→ Stored data
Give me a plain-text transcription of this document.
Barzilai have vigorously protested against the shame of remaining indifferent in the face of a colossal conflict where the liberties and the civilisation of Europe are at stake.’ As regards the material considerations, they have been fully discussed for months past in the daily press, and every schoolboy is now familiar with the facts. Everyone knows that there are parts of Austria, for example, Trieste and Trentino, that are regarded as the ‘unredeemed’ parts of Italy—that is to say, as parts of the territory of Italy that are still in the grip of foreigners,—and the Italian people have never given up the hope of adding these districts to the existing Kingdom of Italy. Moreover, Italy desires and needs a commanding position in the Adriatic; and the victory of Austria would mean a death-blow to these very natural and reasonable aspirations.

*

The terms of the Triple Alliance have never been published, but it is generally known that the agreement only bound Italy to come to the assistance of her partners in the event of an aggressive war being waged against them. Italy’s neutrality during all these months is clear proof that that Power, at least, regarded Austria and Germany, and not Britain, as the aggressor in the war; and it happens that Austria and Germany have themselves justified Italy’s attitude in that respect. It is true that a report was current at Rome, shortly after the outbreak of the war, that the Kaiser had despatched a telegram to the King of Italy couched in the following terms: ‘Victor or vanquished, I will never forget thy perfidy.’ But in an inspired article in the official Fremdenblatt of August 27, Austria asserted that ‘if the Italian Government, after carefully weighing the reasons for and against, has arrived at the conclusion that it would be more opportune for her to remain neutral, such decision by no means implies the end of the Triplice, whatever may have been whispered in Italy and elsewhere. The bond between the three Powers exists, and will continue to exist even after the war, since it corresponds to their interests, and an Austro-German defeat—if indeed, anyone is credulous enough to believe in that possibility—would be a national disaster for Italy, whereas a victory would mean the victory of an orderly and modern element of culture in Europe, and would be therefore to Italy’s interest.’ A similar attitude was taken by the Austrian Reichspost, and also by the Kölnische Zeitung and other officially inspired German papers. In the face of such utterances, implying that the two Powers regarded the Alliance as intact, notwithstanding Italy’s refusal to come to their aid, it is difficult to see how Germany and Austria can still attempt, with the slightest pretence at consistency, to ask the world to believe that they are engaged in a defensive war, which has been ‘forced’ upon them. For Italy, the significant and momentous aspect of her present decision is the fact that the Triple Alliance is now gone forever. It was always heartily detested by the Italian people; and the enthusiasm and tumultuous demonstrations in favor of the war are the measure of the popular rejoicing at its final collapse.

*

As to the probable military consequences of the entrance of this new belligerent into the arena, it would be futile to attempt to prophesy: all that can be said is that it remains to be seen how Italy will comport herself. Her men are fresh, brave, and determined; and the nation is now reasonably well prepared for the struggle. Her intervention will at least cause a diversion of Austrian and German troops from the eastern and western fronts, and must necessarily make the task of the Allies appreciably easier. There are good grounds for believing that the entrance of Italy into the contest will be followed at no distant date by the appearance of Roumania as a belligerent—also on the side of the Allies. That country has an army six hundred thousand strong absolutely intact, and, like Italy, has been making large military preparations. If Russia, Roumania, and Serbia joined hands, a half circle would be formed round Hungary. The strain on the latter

→ DO THIS
Return each line of the records above exactly as it reads.

→ COMPLETED EXERCISE
Give me a plain-text transcription of this document.
Barzilai have vigorously protested against the shame of remaining indifferent in the face of a colossal conflict where the liberties and the civilisation of Europe are at stake.’ As regards the material considerations, they have been fully discussed for months past in the daily press, and every schoolboy is now familiar with the facts. Everyone knows that there are parts of Austria, for example, Trieste and Trentino, that are regarded as the ‘unredeemed’ parts of Italy—that is to say, as parts of the territory of Italy that are still in the grip of foreigners,—and the Italian people have never given up the hope of adding these districts to the existing Kingdom of Italy. Moreover, Italy desires and needs a commanding position in the Adriatic; and the victory of Austria would mean a death-blow to these very natural and reasonable aspirations.

*

The terms of the Triple Alliance have never been published, but it is generally known that the agreement only bound Italy to come to the assistance of her partners in the event of an aggressive war being waged against them. Italy’s neutrality during all these months is clear proof that that Power, at least, regarded Austria and Germany, and not Britain, as the aggressor in the war; and it happens that Austria and Germany have themselves justified Italy’s attitude in that respect. It is true that a report was current at Rome, shortly after the outbreak of the war, that the Kaiser had despatched a telegram to the King of Italy couched in the following terms: ‘Victor or vanquished, I will never forget thy perfidy.’ But in an inspired article in the official Fremdenblatt of August 27, Austria asserted that ‘if the Italian Government, after carefully weighing the reasons for and against, has arrived at the conclusion that it would be more opportune for her to remain neutral, such decision by no means implies the end of the Triplice, whatever may have been whispered in Italy and elsewhere. The bond between the three Powers exists, and will continue to exist even after the war, since it corresponds to their interests, and an Austro-German defeat—if indeed, anyone is credulous enough to believe in that possibility—would be a national disaster for Italy, whereas a victory would mean the victory of an orderly and modern element of culture in Europe, and would be therefore to Italy’s interest.’ A similar attitude was taken by the Austrian Reichspost, and also by the Kölnische Zeitung and other officially inspired German papers. In the face of such utterances, implying that the two Powers regarded the Alliance as intact, notwithstanding Italy’s refusal to come to their aid, it is difficult to see how Germany and Austria can still attempt, with the slightest pretence at consistency, to ask the world to believe that they are engaged in a defensive war, which has been ‘forced’ upon them. For Italy, the significant and momentous aspect of her present decision is the fact that the Triple Alliance is now gone forever. It was always heartily detested by the Italian people; and the enthusiasm and tumultuous demonstrations in favor of the war are the measure of the popular rejoicing at its final collapse.

*

As to the probable military consequences of the entrance of this new belligerent into the arena, it would be futile to attempt to prophesy: all that can be said is that it remains to be seen how Italy will comport herself. Her men are fresh, brave, and determined; and the nation is now reasonably well prepared for the struggle. Her intervention will at least cause a diversion of Austrian and German troops from the eastern and western fronts, and must necessarily make the task of the Allies appreciably easier. There are good grounds for believing that the entrance of Italy into the contest will be followed at no distant date by the appearance of Roumania as a belligerent—also on the side of the Allies. That country has an army six hundred thousand strong absolutely intact, and, like Italy, has been making large military preparations. If Russia, Roumania, and Serbia joined hands, a half circle would be formed round Hungary. The strain on the latter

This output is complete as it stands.